(Data entries)
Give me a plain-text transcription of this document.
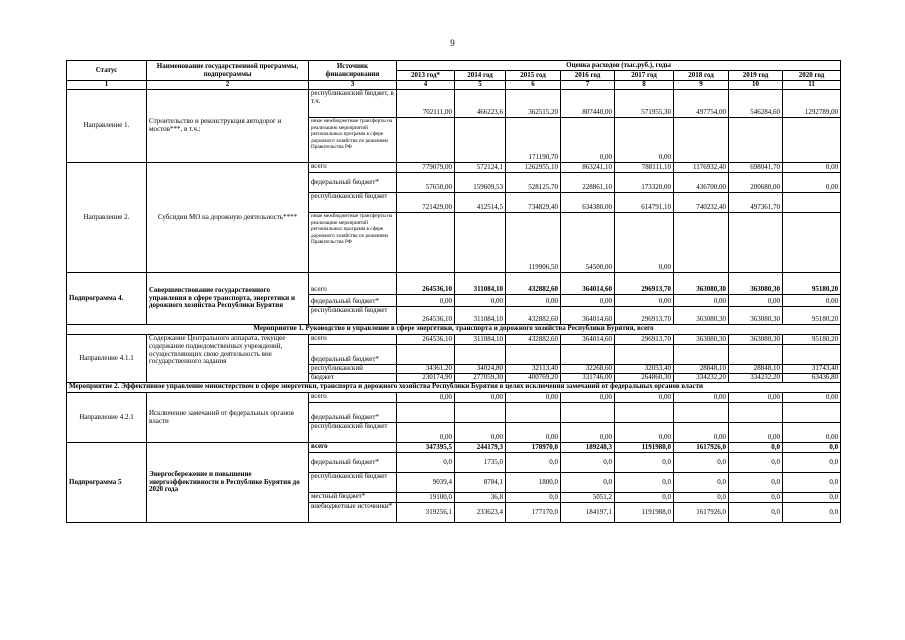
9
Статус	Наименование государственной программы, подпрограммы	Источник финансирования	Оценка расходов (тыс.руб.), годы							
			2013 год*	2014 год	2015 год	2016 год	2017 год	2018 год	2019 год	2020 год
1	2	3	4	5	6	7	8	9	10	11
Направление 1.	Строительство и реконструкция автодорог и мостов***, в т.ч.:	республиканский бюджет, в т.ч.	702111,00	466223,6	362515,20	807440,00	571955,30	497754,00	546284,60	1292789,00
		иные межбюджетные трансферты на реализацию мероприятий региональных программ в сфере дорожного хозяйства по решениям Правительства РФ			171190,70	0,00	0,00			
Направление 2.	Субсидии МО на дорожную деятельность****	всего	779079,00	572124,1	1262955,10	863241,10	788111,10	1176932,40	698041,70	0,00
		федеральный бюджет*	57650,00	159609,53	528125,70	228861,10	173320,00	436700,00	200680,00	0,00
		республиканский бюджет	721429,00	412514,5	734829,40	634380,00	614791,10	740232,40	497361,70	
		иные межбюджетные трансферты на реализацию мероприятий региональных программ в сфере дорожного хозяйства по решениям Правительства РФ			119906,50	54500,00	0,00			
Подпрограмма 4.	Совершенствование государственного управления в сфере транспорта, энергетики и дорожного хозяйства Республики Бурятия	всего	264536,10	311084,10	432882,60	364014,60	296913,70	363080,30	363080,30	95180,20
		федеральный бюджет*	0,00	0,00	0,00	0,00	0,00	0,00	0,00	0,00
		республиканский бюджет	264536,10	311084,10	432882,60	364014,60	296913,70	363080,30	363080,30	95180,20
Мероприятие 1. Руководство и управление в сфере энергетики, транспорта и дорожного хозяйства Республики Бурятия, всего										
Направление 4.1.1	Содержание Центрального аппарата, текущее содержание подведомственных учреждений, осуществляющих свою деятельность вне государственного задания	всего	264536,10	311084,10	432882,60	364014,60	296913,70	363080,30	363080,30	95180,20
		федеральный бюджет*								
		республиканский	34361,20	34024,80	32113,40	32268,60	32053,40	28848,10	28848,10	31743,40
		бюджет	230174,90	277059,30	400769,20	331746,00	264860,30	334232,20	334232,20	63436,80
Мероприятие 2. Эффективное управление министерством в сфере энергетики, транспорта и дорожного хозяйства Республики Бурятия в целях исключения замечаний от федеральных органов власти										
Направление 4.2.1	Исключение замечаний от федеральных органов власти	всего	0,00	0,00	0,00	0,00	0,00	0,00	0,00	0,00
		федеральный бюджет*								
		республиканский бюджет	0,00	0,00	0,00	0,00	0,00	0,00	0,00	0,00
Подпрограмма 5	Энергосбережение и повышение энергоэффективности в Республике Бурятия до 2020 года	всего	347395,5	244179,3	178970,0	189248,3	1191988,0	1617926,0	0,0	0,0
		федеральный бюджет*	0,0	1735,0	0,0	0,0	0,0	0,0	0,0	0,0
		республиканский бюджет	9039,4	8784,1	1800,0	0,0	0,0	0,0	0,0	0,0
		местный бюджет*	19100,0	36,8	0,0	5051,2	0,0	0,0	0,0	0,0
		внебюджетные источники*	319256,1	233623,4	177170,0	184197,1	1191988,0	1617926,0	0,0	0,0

* * *

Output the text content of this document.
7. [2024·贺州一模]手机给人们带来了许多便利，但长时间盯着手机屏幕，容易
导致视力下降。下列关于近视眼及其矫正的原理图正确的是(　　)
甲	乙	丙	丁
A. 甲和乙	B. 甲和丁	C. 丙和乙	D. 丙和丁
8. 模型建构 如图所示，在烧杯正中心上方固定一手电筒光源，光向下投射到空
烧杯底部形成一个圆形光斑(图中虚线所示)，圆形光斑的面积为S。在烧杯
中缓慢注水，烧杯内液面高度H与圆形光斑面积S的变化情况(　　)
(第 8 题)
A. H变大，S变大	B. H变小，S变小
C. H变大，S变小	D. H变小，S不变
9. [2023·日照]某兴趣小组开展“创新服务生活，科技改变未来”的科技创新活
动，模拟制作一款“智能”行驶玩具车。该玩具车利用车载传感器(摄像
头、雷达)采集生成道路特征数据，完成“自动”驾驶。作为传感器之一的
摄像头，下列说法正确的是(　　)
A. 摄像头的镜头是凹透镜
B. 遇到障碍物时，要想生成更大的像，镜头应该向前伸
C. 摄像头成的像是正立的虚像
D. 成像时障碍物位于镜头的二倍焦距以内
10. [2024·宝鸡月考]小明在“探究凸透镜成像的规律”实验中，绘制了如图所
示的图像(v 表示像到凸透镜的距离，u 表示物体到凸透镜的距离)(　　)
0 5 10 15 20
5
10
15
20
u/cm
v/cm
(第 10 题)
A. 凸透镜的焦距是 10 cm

...

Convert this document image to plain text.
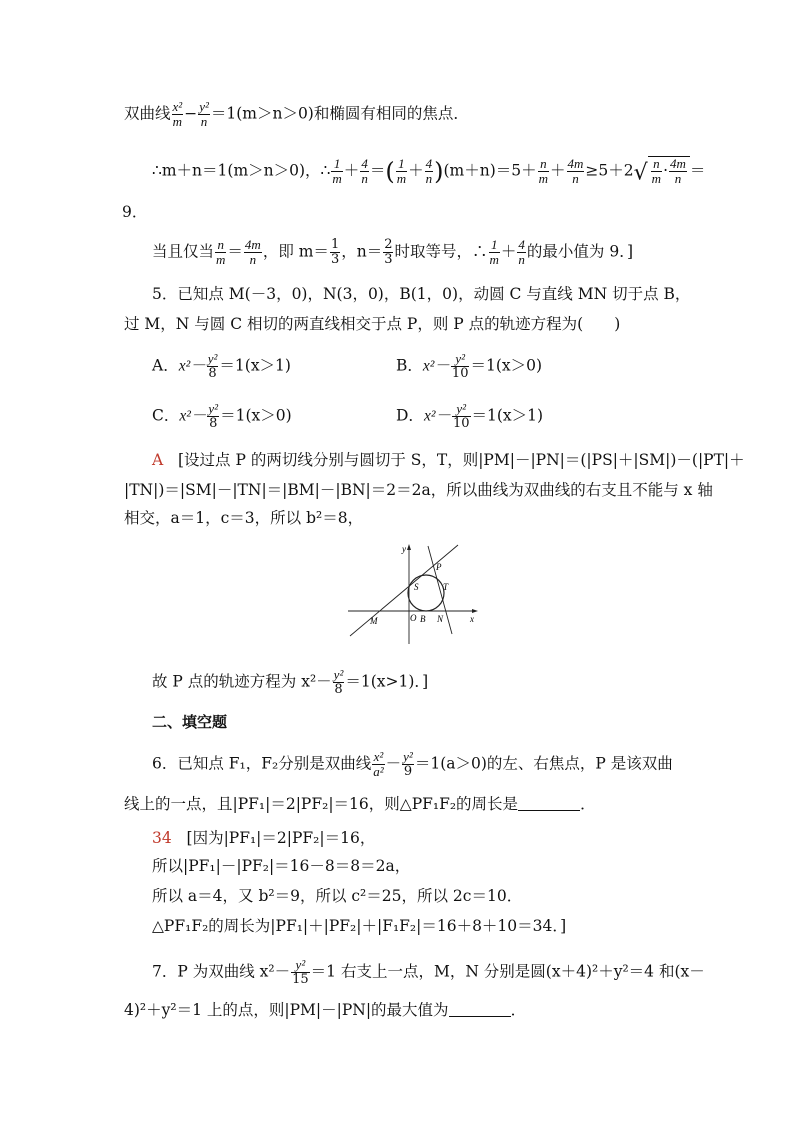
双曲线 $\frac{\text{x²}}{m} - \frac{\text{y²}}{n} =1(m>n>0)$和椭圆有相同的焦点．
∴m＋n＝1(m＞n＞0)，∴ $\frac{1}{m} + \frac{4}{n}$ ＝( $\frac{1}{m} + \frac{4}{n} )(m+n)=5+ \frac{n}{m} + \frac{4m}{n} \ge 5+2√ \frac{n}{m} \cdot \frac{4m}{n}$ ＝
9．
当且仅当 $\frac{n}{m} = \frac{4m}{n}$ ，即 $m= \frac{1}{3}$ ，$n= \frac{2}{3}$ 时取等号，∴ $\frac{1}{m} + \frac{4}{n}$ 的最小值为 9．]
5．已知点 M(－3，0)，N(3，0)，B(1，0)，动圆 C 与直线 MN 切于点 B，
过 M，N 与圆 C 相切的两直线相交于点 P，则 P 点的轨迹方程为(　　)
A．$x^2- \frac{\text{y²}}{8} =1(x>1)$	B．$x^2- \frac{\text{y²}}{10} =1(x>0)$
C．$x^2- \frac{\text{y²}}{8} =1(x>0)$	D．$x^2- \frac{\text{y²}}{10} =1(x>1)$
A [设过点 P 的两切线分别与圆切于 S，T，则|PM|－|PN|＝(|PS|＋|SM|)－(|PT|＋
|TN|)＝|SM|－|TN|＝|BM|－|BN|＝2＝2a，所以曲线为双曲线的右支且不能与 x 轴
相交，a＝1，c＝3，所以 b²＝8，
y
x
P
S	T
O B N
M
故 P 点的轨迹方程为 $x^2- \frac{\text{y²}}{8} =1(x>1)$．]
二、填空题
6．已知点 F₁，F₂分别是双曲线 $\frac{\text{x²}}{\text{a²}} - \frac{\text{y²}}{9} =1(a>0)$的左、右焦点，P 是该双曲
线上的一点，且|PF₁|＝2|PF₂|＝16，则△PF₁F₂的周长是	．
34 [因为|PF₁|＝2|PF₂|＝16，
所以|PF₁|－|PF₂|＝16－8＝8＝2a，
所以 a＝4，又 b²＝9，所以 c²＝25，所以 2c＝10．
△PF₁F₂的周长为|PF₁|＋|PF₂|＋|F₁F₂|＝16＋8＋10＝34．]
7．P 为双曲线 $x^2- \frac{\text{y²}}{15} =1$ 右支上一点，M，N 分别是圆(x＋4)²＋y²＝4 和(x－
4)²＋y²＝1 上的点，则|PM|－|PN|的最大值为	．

What the exercise asks:
Determine how many lines in the listing above hold the word "Правительства", answering with the number only.

Solution:
2